- **Excerpt provided**
----
If you will promise me on your honor that no punishment shall be inflicted upon    me for my offense, and I shall be on the same conditions as before, I am willing to return to you again and you never shall have any cause to repent it. I know that I am taking a risk, but knowing you to be a man of honor, even where a slave is concerned, I will place my confidence in you.  X (His Mark)
I remain Your Most Humblest obedient Servant, Isaac Fairfax
                                                I will remain in Niagara with my brother for  your answer.     
            George W. Henderson agreed to the terms in the letter and in September or October of 1846, Isaac Fairfax returned to Henderson Hall.  He remained there until the spring of 1847, when he left again, this time with eight other slaves!  A slave informant reported to Henderson that Fairfax had conspired with David Putnam, Jr., of Marietta to escape on the Underground Railroad, and a court case ensued.
----
- **Supplied records**

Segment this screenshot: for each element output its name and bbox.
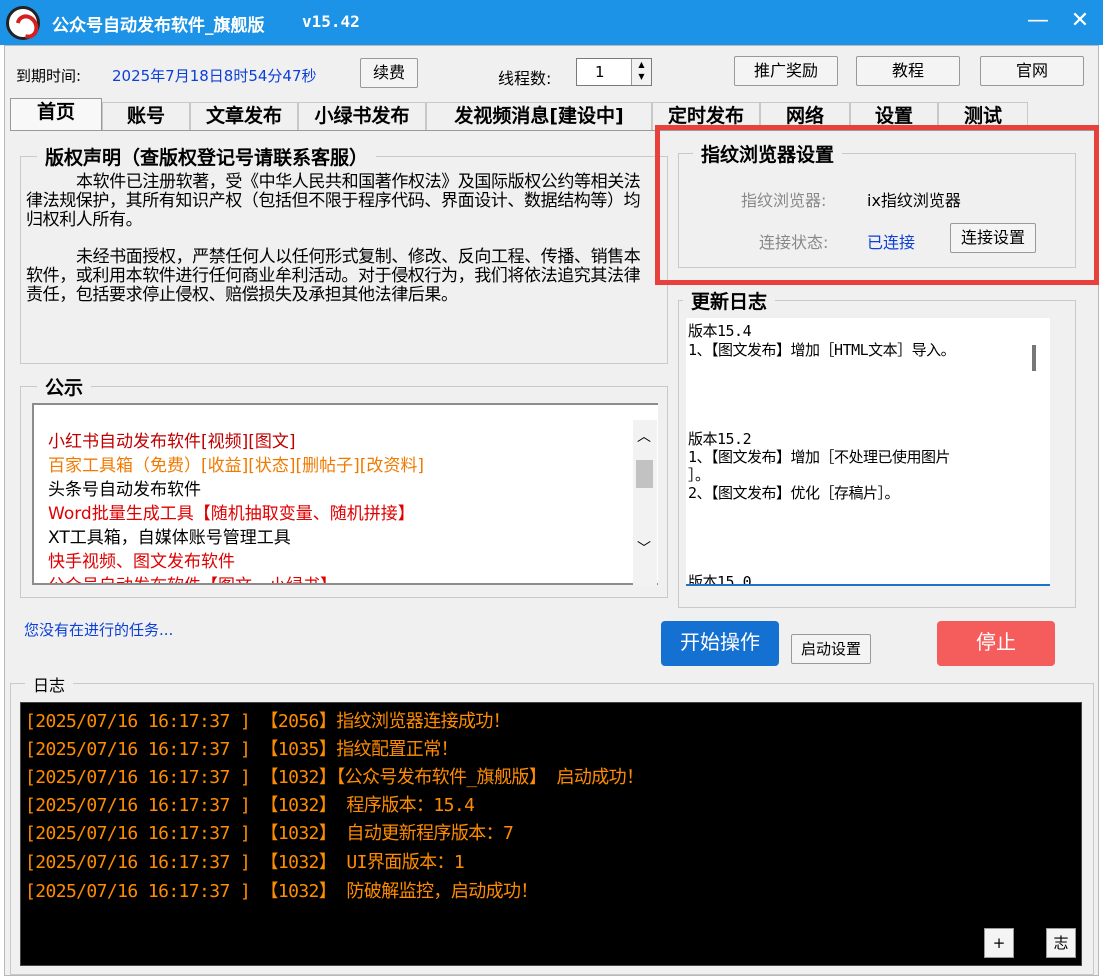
- promo-button[interactable]: 推广奖励: [734, 56, 838, 86]
- log-line: [2025/07/16 16:17:37 ] 【1032】【公众号发布软件_旗舰…: [25, 767, 644, 788]
- window-version: v15.42: [302, 12, 360, 31]
- tab-article-publish[interactable]: 文章发布: [190, 102, 298, 130]
- notice-item[interactable]: 快手视频、图文发布软件: [48, 547, 235, 572]
- start-settings-button[interactable]: 启动设置: [791, 634, 871, 664]
- threads-value[interactable]: 1: [595, 63, 605, 81]
- notice-item[interactable]: Word批量生成工具【随机抽取变量、随机拼接】: [48, 499, 415, 524]
- tab-green-book-publish[interactable]: 小绿书发布: [298, 102, 426, 130]
- highlight-box: [655, 125, 1099, 285]
- tab-account[interactable]: 账号: [102, 102, 190, 130]
- scroll-up-icon[interactable]: ︿: [637, 426, 651, 446]
- update-log-text[interactable]: 版本15.4 1、【图文发布】增加［HTML文本］导入。 版本15.2 1、【图…: [686, 318, 1050, 586]
- notice-title: 公示: [37, 373, 92, 400]
- copyright-text: 本软件已注册软著，受《中华人民共和国著作权法》及国际版权公约等相关法律法规保护，…: [26, 173, 646, 323]
- notice-item[interactable]: 公众号自动发布软件【图文，小绿书】: [48, 571, 337, 583]
- expire-label: 到期时间:: [16, 67, 82, 85]
- threads-label: 线程数:: [498, 69, 552, 88]
- log-title: 日志: [25, 672, 74, 696]
- notice-scrollbar[interactable]: ︿ ﹀: [633, 420, 657, 585]
- copyright-paragraph: 未经书面授权，严禁任何人以任何形式复制、修改、反向工程、传播、销售本软件，或利用…: [26, 247, 641, 305]
- copyright-paragraph: 本软件已注册软著，受《中华人民共和国著作权法》及国际版权公约等相关法律法规保护，…: [26, 172, 641, 230]
- renew-button[interactable]: 续费: [360, 58, 418, 88]
- copyright-title: 版权声明（查版权登记号请联系客服）: [37, 143, 377, 170]
- window-title: 公众号自动发布软件_旗舰版: [52, 16, 265, 36]
- log-line: [2025/07/16 16:17:37 ] 【1032】 程序版本：15.4: [25, 795, 475, 816]
- minimize-icon[interactable]: —: [1022, 6, 1054, 38]
- scroll-thumb[interactable]: [636, 460, 653, 488]
- update-line: 1、【图文发布】增加［HTML文本］导入。: [688, 341, 956, 359]
- log-plus-button[interactable]: +: [984, 928, 1014, 958]
- task-status: 您没有在进行的任务...: [24, 621, 174, 639]
- title-bar: 公众号自动发布软件_旗舰版 v15.42 — ✕: [0, 0, 1103, 45]
- update-line: 版本15.0: [688, 573, 752, 586]
- expire-value: 2025年7月18日8时54分47秒: [112, 67, 317, 85]
- notice-item[interactable]: 头条号自动发布软件: [48, 475, 201, 500]
- tab-home[interactable]: 首页: [10, 98, 102, 132]
- log-line: [2025/07/16 16:17:37 ] 【1032】 UI界面版本：1: [25, 852, 465, 873]
- update-line: 2、【图文发布】优化［存稿片］。: [688, 484, 900, 502]
- notice-item[interactable]: XT工具箱，自媒体账号管理工具: [48, 523, 291, 548]
- log-line: [2025/07/16 16:17:37 ] 【1035】指纹配置正常！: [25, 739, 459, 760]
- tab-video-message[interactable]: 发视频消息[建设中]: [426, 102, 652, 130]
- tutorial-button[interactable]: 教程: [856, 56, 960, 86]
- spinner-arrows-icon[interactable]: ▲ ▼: [631, 59, 651, 85]
- update-log-title: 更新日志: [683, 287, 776, 314]
- official-site-button[interactable]: 官网: [980, 56, 1084, 86]
- update-line: 版本15.4: [688, 322, 752, 340]
- notice-item[interactable]: 百家工具箱（免费）[收益][状态][删帖子][改资料]: [48, 451, 424, 476]
- update-line: 1、【图文发布】增加［不处理已使用图片: [688, 448, 951, 466]
- scroll-down-icon[interactable]: ﹀: [637, 538, 651, 558]
- stop-button[interactable]: 停止: [937, 621, 1055, 666]
- notice-list[interactable]: 小红书自动发布软件[视频][图文] 百家工具箱（免费）[收益][状态][删帖子]…: [32, 403, 658, 585]
- log-line: [2025/07/16 16:17:37 ] 【1032】 自动更新程序版本：7: [25, 823, 514, 844]
- log-console[interactable]: [2025/07/16 16:17:37 ] 【2056】指纹浏览器连接成功！ …: [20, 702, 1082, 966]
- log-clear-button[interactable]: 志: [1046, 928, 1076, 958]
- close-icon[interactable]: ✕: [1064, 6, 1096, 38]
- notice-item[interactable]: 小红书自动发布软件[视频][图文]: [48, 427, 296, 452]
- log-line: [2025/07/16 16:17:37 ] 【1032】 防破解监控，启动成功…: [25, 881, 538, 902]
- log-line: [2025/07/16 16:17:37 ] 【2056】指纹浏览器连接成功！: [25, 711, 511, 732]
- threads-spinner[interactable]: 1 ▲ ▼: [576, 58, 652, 86]
- start-button[interactable]: 开始操作: [661, 621, 779, 666]
- update-scroll-thumb[interactable]: [1032, 345, 1036, 371]
- app-logo-icon: [6, 6, 40, 40]
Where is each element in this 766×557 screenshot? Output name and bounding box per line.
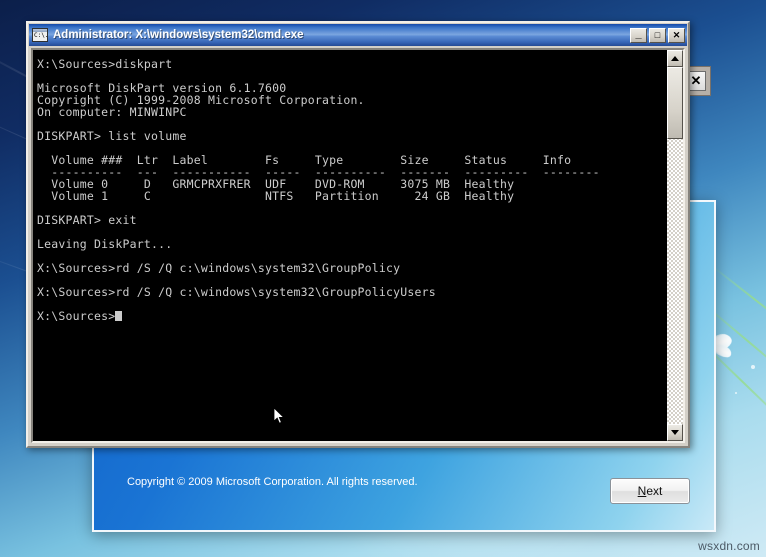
setup-copyright-text: Copyright © 2009 Microsoft Corporation. … xyxy=(127,476,418,488)
scroll-down-arrow-icon xyxy=(671,430,679,435)
close-button[interactable]: ✕ xyxy=(668,28,685,43)
scroll-up-arrow-icon xyxy=(671,56,679,61)
scroll-down-button[interactable] xyxy=(667,424,683,441)
screen-root: Enter your language and other preference… xyxy=(0,0,766,557)
maximize-icon: □ xyxy=(650,29,665,42)
cmd-titlebar[interactable]: Administrator: X:\windows\system32\cmd.e… xyxy=(29,24,687,46)
wallpaper-light-speck xyxy=(735,392,737,394)
scroll-up-button[interactable] xyxy=(667,50,683,67)
maximize-button[interactable]: □ xyxy=(649,28,666,43)
wallpaper-grass-blade xyxy=(711,265,766,340)
scrollbar-track[interactable] xyxy=(667,67,683,424)
next-button-accel: N xyxy=(638,484,647,498)
wallpaper-light-speck xyxy=(751,365,755,369)
close-icon: ✕ xyxy=(669,29,684,42)
site-watermark: wsxdn.com xyxy=(698,539,760,553)
minimize-icon: _ xyxy=(631,29,646,42)
next-button-label: ext xyxy=(646,484,662,498)
command-prompt-window: Administrator: X:\windows\system32\cmd.e… xyxy=(26,21,690,448)
console-output[interactable]: X:\Sources>diskpart Microsoft DiskPart v… xyxy=(33,50,666,441)
cmd-console-icon xyxy=(32,28,48,42)
console-caret xyxy=(115,311,122,321)
console-scrollbar[interactable] xyxy=(666,50,683,441)
console-output-text: X:\Sources>diskpart Microsoft DiskPart v… xyxy=(37,57,600,323)
cmd-window-title: Administrator: X:\windows\system32\cmd.e… xyxy=(53,29,628,41)
scrollbar-thumb[interactable] xyxy=(667,67,683,139)
cmd-client-area: X:\Sources>diskpart Microsoft DiskPart v… xyxy=(31,48,685,443)
minimize-button[interactable]: _ xyxy=(630,28,647,43)
next-button[interactable]: Next xyxy=(610,478,690,504)
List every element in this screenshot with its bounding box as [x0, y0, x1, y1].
----
- **Actions to take**
A - Answer these about the Isaac Fairfax excerpt:
(i) Where does the letter writer say he will wait for an answer, and with whom?
(ii) When did Fairfax return to Henderson Hall?
(iii) How many other slaves left with Fairfax in the spring of 1847?
B - Repeat word for word the passage of the Isaac Fairfax excerpt from "I remain Your" to "for  your answer.".
C - Please carry on the Isaac Fairfax excerpt from the point where it stops.

- **Outputs for the tasks**
A -
(i) In Niagara, with his brother.
(ii) In September or October of 1846.
(iii) Eight.

B -
I remain Your Most Humblest obedient Servant, Isaac Fairfax
                                                I will remain in Niagara with my brother for  your answer.

C -
                               SLAVES AND THE SHAWNEE ON THE OHIO FRONTIER
            In the late 1700s the Shawnee Indians were still bitterly contesting the encroachment of white settlers on their tribal lands.  Although the main Shawnee village was located at "Old Chillicothe" on the Mad River just north of present-day Dayton, Ohio, white settlement along the Ohio River had prompted the Shawnee to increase their scouting patrols in the mid-Ohio Valley.  Under the threat of Indian attacks, Isaac Williams, an experienced frontiersman who had served as a scout for George Rogers Clark in the Virginia Militia before the American Revolution, moved with his wife Rebecca to land given to her by her brothers Joseph and Samuel Tomlinson for serving as their housekeeper.  Fort Harmar, which had recently been completed just across the Ohio River at the mouth of the Muskingum, its tributary, in what is now Marietta, Ohio, offered some protection from Indian raids.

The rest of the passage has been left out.